### Excerpt provided:
The Delhi High Court, on Tuesday, directed the All India Institute of Medical Sciences (AIIMS) to constitute a medical board to examine the feasibility of termination of pregnancy of a woman, who approached the court alleging that the fetus she’s carrying suffers from ‘Nuchal Edema and Bilateral Cleft Lip and Palate’.
The Single-Judge Bench of Justice Rekha Palli was hearing the plea filed by a thirty-year-old woman through Advocate Sneha Mukherjee.
The Bench directed the Medical Superintendent of AIIMS to appoint a Medical Board of Doctors to examine the woman and give a report on the feasibility of undergoing medical termination of pregnancy.
The Bench posted the matter for September 13, 2021.
The petitioner has approached the Court seeking medical termination of her twenty weeks and five days old pregnancy based on an Ultrasound Examination Obstetrics Report, dated September 4, 2021, wherein it emerged that the fetus suffers from ‘nuchal edema and a bilateral cleft lip and palate’.
The petitioner requested for a medical termination of pregnancy. However, as she had crossed the stipulated twenty weeks mark, her request was denied.
The plea alleges that the petitioner’s physical and mental health has been put in serious risk because of the arbitrary 20-week limit stipulated under Section 3(2) (b) of the Medical Termination of Pregnancy Act, 1971.

### What this exercise asks:
a: According to the report on the Delhi High Court termination plea, why was the petitioner's request for a medical termination of pregnancy denied? Answer in one to three sentences.
b: Proceed with the report on the Delhi High Court termination plea, picking up after its final sentence.

Page layout parsing data

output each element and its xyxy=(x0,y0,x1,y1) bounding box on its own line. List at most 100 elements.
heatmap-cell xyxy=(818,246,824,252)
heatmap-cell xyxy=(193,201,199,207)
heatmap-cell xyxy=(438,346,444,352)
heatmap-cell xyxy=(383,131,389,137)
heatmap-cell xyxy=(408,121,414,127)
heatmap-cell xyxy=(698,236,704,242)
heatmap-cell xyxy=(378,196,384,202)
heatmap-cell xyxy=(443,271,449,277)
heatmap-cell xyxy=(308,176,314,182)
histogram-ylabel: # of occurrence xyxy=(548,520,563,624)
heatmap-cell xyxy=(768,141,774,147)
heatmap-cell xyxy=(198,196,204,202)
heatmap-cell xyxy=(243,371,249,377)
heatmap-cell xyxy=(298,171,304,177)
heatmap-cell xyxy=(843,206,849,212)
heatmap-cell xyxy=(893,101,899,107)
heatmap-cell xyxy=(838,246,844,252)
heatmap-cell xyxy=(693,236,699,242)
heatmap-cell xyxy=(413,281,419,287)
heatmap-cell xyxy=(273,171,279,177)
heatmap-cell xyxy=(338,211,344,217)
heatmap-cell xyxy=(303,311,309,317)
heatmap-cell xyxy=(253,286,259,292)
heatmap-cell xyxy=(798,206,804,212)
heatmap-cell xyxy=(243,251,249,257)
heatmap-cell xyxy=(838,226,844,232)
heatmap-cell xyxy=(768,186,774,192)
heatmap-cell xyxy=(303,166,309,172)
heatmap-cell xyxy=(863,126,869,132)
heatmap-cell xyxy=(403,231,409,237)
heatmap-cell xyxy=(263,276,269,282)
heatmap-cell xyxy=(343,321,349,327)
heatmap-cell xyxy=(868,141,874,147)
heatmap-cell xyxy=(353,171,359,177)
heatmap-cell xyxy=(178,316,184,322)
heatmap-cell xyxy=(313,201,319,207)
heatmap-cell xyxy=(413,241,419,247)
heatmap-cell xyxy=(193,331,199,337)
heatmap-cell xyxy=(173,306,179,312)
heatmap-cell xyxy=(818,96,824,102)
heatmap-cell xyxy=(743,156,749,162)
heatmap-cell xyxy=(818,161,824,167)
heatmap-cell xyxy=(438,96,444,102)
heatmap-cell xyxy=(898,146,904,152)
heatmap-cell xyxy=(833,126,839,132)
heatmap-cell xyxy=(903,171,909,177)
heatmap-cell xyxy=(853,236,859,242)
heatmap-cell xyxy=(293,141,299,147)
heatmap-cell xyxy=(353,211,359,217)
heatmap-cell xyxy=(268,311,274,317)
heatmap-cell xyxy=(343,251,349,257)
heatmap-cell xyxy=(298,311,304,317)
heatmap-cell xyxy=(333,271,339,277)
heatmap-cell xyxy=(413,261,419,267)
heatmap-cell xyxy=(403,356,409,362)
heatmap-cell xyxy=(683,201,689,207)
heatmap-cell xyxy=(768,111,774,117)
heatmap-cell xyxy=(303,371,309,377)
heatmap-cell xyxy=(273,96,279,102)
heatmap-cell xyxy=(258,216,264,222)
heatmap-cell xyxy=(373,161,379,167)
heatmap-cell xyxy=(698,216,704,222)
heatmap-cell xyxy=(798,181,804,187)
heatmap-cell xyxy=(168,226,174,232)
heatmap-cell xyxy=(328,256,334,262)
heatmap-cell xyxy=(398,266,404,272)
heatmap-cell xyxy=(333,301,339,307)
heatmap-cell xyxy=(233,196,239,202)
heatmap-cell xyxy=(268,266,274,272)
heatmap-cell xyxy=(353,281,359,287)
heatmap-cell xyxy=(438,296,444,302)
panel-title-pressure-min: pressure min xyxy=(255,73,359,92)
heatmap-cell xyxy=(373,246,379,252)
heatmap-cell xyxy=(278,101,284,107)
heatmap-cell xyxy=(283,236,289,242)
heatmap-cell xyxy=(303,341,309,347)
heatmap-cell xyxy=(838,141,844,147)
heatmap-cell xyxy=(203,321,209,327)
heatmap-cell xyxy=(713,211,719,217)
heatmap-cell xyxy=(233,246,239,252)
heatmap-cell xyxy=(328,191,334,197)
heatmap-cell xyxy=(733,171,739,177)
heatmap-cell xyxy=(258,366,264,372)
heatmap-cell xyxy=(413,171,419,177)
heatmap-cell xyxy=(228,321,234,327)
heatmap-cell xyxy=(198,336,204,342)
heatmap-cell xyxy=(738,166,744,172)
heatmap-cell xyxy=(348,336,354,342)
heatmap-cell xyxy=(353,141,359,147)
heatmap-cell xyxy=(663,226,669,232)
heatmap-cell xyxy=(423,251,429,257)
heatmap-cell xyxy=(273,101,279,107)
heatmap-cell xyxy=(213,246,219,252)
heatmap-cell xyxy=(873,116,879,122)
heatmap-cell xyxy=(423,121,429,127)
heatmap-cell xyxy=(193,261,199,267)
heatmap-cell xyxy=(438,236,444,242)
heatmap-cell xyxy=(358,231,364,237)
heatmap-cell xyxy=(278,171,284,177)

### Your responses:
a: Her request was denied because she had already crossed the stipulated twenty-week mark. The report says her pregnancy was twenty weeks and five days old when she sought the termination.

b:
The plea points out that recently, the Medical Termination of Pregnancy (Amendment) Act, 2021, was enacted which increases the legally permissible gestational limit for seeking MTP from 20 weeks to 24 weeks. However, the Act has not been notified yet.
The plea reads thus:
“International Human Rights Standards demand that India reinterpret the MTP Act to ensure justice for the Petitioner and to protect future pregnant women and families from suffering the physical and mental pain of carrying a fetus that cannot survive.”
By enforcing the MTP Act, the Government has failed to protect the right to life by subjecting pregnant women carrying fetus with severe abnormalities to life-threatening or life altering conditions without a medical need, the plea adds.
It also “compels the Petitioner to suffer physical pain, bear the risk of excessive bleeding in the delivery process, and compromise her mental health due to the severe trauma of giving birth to an infant that would die immediately after delivery,” the plea adds further.